─── Text block ───

More than a decade ago, Jacob Frey was a young law student running through Minneapolis during the Twin Cities Marathon. It was his first experience in the city.
Now, Frey, 36, is running the city of Minneapolis in a new way: as its newest mayor – and also one of its youngest.
A Virginia native and an avid runner, Frey was elected in November 2017 and was sworn into office in January 2018. The Democratic-Farmer-Labor candidate defeated incumbent mayor Betsy Hodges and more than a dozen other candidates on election night.
Before becoming mayor, Frey was a Minneapolis City Council member for the Third Ward. Prior to that, he worked as a civil rights attorney and became a social justice advocate in the Twin Cities.
Minneapolis Mayor Jacob Frey, 36, is the city’s second-youngest mayor. The former city council member’s first experience with Minneapolis came during a Twin Cities marathon more than a decade ago. (Photo courtesy of Office of Jacob Frey)
One of the first things Frey plans to tackle as mayor is affordable housing in Minneapolis, he says. His priorities also include fighting segregation, improving the local economy and repairing the relationship between police and the Minneapolis community.
In January, I sat down with Frey to interview him about his goals, his experience with Minneapolis and about how young people can play a role in his vision for the city.
Q: Growing up as a teenager in Virginia, did you ever imagine becoming a mayor?
A: As a teenager, my passion was distance running. I was a track and field athlete in high school and got a scholarship to attend the College of William and Mary, so no, it wasn’t like a political aspiration.
My running career brought me a mentality and a connection between hard work and success. The brilliant thing that I loved so much about running is there is this direct correlation between hard work and success. If you work hard, you get better and better and better. If you work harder than the person standing next to you on the starting line, you are probably going to beat them. But that isn’t the case in larger society. It varies on how you grow up, who your parents are, what side of the tracks you grew up on, which in many instances determines your outcome in life.
Seeing that direct correlation that I saw in running is something that drives me. So did I know I was going to be mayor? No, I didn’t even know I would end up in Minneapolis, but there has always been a drive to work in the community.
Q: I heard your first experience with Minnesota was during a marathon. Can you tell me more about that?
A: I came to the Twin Cities and actually stayed in a hotel in St. Paul to run the Twin Cities Marathon. I remember thinking, “This is a pretty spectacular city.” They call it the most beautiful urban marathon in the country, and it really is. It is very much a city within the park.
So when I was looking around for jobs following graduation from law school, along with looking at some of your typical East Coast firms, I looked in Minneapolis and I got a job. I moved on out here.
Q: What is your vision for the city of Minneapolis, and how can young people play a role in that vision?
A. Not only can they play a role, they’re going to be absolutely critical to it. I hear a lot of people talk about all our young people don’t vote, young people don’t get involved, young people, blah, blah, blah, blah, blah. And I went, wow, you know, it used to be the case that it was difficult to get a 100 young people to [be politically active], but we have seen that 20 of them can change the whole freaking world. We’ve seen it time and time and time again throughout history. There are plenty of people who said that [St. Paul] Mayor [Melvin] Carter and myself were too young to be mayor. I don’t think they have that mentality anymore.
Q: How can local politics become even more accessible to young people?

─── Dataset excerpts ───

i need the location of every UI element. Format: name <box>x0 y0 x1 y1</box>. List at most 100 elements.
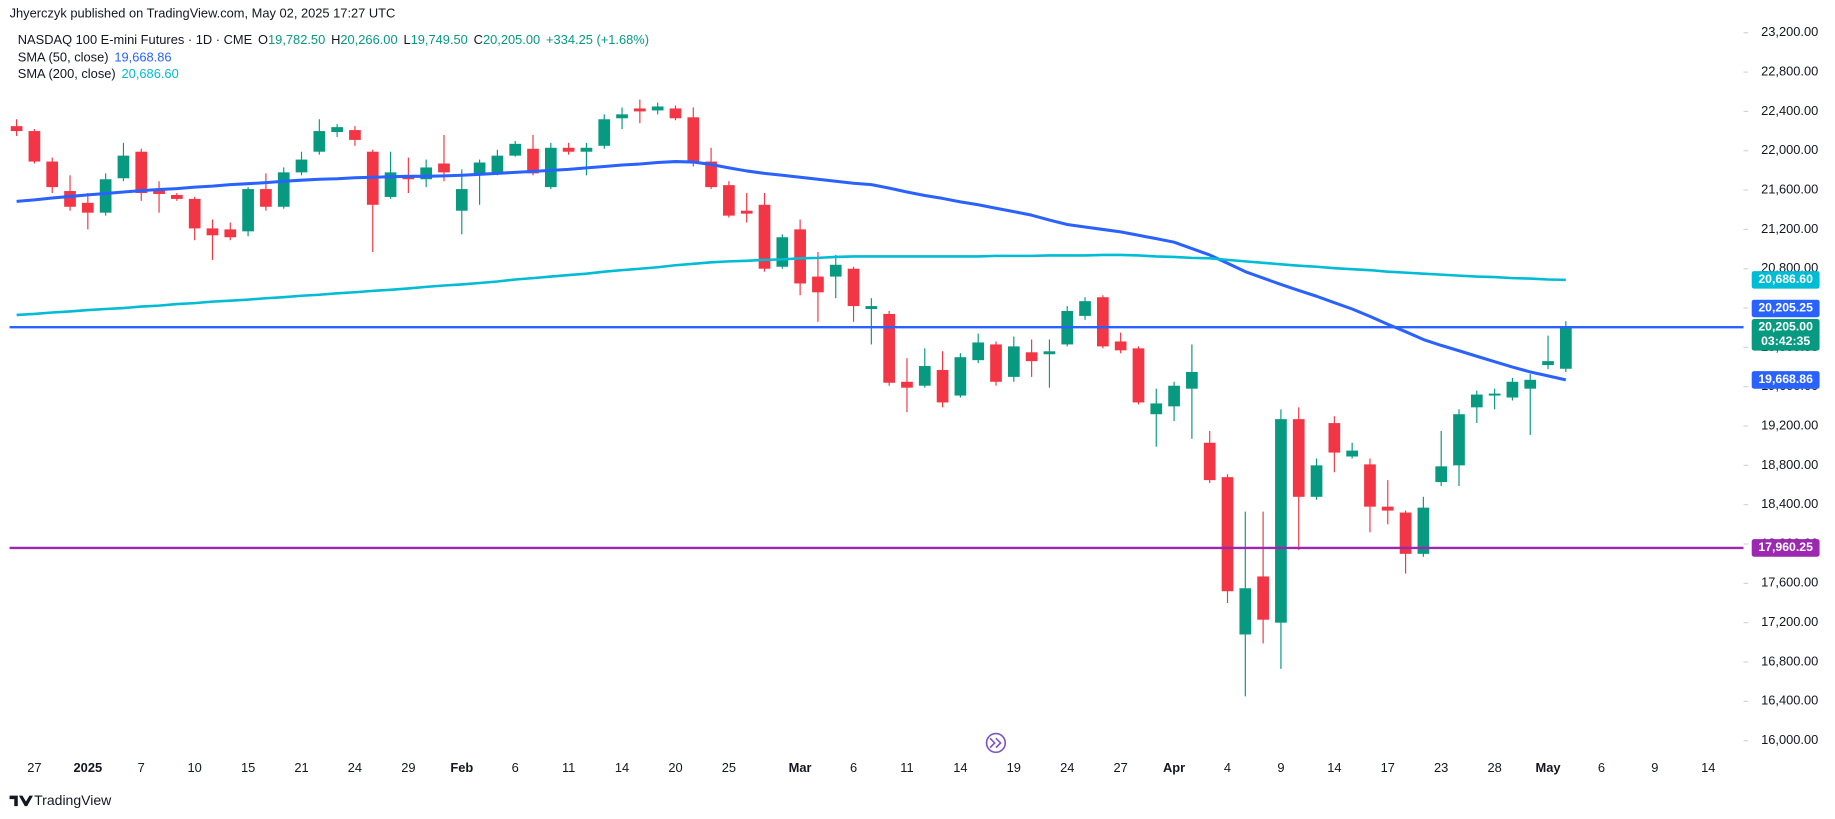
ohlc-key: C <box>474 32 483 47</box>
lines-layer <box>9 160 1744 550</box>
candle-body <box>117 155 130 179</box>
candle-body <box>865 306 878 310</box>
x-tick-label: 11 <box>900 760 913 775</box>
x-tick-label: 14 <box>953 760 967 775</box>
sma-label-box <box>1751 271 1820 289</box>
change-label: +334.25 (+1.68%) <box>546 32 649 47</box>
y-tick-label: 18,400.00 <box>1761 496 1818 511</box>
x-tick-label: 14 <box>1327 760 1341 775</box>
candle-body <box>1470 394 1483 408</box>
x-tick-label: 9 <box>1277 760 1284 775</box>
x-tick-label: Mar <box>789 760 812 775</box>
candle-body <box>829 264 842 277</box>
logo-mark <box>9 795 33 807</box>
countdown-label: 03:42:35 <box>1761 334 1810 348</box>
ohlc-value: 19,749.50 <box>411 32 468 47</box>
candle-body <box>1239 588 1252 635</box>
x-tick-label: 6 <box>512 760 519 775</box>
footer-brand: TradingView <box>34 792 112 808</box>
candle-body <box>634 108 646 112</box>
candle-body <box>1328 423 1341 453</box>
replay-circle[interactable] <box>985 732 1007 754</box>
candle-body <box>794 229 806 284</box>
candle-body <box>1043 351 1056 355</box>
y-tick-label: 16,800.00 <box>1761 653 1818 668</box>
candle-body <box>723 185 735 216</box>
candle-body <box>1097 297 1109 347</box>
footer-logo <box>9 795 33 807</box>
published-note: Jhyerczyk published on TradingView.com, … <box>10 5 396 20</box>
candle-body <box>758 204 771 269</box>
y-tick-label: 22,400.00 <box>1761 103 1818 118</box>
candle-body <box>1435 466 1448 483</box>
sma-legend-name: SMA (200, close) <box>18 66 116 81</box>
candle-body <box>1186 371 1198 389</box>
x-tick-label: 24 <box>1060 760 1074 775</box>
x-tick-label: 4 <box>1224 760 1231 775</box>
x-tick-label: 6 <box>1598 760 1605 775</box>
ohlc-key: L <box>403 32 410 47</box>
x-tick-label: Feb <box>450 760 473 775</box>
candle-body <box>10 126 23 132</box>
candle-body <box>188 198 201 229</box>
last-price-box <box>1751 319 1820 351</box>
symbol-title: NASDAQ 100 E-mini Futures · 1D · CME <box>18 32 253 47</box>
x-tick-label: 11 <box>562 760 575 775</box>
candle-body <box>224 229 237 238</box>
sma-line <box>16 253 1566 317</box>
x-tick-label: Apr <box>1163 760 1185 775</box>
candle-body <box>206 228 219 236</box>
candle-body <box>1168 385 1180 407</box>
candle-body <box>972 342 985 361</box>
price-label-box <box>1751 539 1820 557</box>
candle-body <box>277 172 290 207</box>
price-label-box <box>1751 299 1820 318</box>
candle-body <box>580 147 593 152</box>
candle-body <box>295 159 308 173</box>
sma-label: 20,686.60 <box>1758 272 1813 286</box>
last-price-label: 20,205.00 <box>1758 319 1813 333</box>
x-tick-label: 29 <box>401 760 415 775</box>
x-tick-label: 7 <box>138 760 145 775</box>
candle-body <box>313 131 326 152</box>
ohlc-value: 19,782.50 <box>268 32 325 47</box>
candle-body <box>918 366 931 386</box>
candle-body <box>99 179 112 213</box>
x-tick-label: May <box>1536 760 1562 775</box>
candle-body <box>1346 450 1359 457</box>
sma-legend-value: 20,686.60 <box>122 66 179 81</box>
candle-body <box>883 313 896 383</box>
replay-arrows <box>989 737 1002 749</box>
candle-body <box>1559 327 1572 369</box>
price-label: 20,205.25 <box>1758 301 1813 315</box>
replay-icon[interactable] <box>985 732 1007 754</box>
candle-body <box>1364 464 1376 507</box>
y-tick-label: 22,000.00 <box>1761 142 1818 157</box>
candle-body <box>687 117 700 164</box>
candle-body <box>171 194 183 199</box>
candle-body <box>1025 352 1038 362</box>
candle-body <box>455 189 468 211</box>
x-tick-label: 15 <box>241 760 255 775</box>
candle-body <box>901 381 913 388</box>
candle-body <box>1542 361 1554 366</box>
x-tick-label: 20 <box>668 760 682 775</box>
sma-label-box <box>1751 371 1820 389</box>
candle-body <box>1488 393 1501 396</box>
candle-body <box>651 106 664 111</box>
x-tick-label: 19 <box>1007 760 1021 775</box>
candle-body <box>135 151 148 194</box>
candle-body <box>562 147 575 152</box>
y-tick-label: 16,000.00 <box>1761 732 1818 747</box>
y-tick-label: 21,600.00 <box>1761 181 1818 196</box>
candle-body <box>1310 465 1323 497</box>
candle-body <box>1257 576 1269 620</box>
y-tick-label: 22,800.00 <box>1761 63 1818 78</box>
candle-body <box>1007 346 1020 377</box>
candle-body <box>1203 442 1216 481</box>
candle-body <box>812 276 824 293</box>
candle-body <box>954 357 967 396</box>
sma-line <box>16 160 1567 382</box>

───

▸ **Problem 1**: In the article on Jacob Frey, which ward did he represent on the Minneapolis City Council before becoming mayor?
▸ **Problem 2**: Reproduce word for word the stretch of the article on Jacob Frey from "More than a decade ago, Jacob" through "on election night.".

▸ **Correct response 1**: The Third Ward.

▸ **Correct response 2**:
More than a decade ago, Jacob Frey was a young law student running through Minneapolis during the Twin Cities Marathon. It was his first experience in the city.
Now, Frey, 36, is running the city of Minneapolis in a new way: as its newest mayor – and also one of its youngest.
A Virginia native and an avid runner, Frey was elected in November 2017 and was sworn into office in January 2018. The Democratic-Farmer-Labor candidate defeated incumbent mayor Betsy Hodges and more than a dozen other candidates on election night.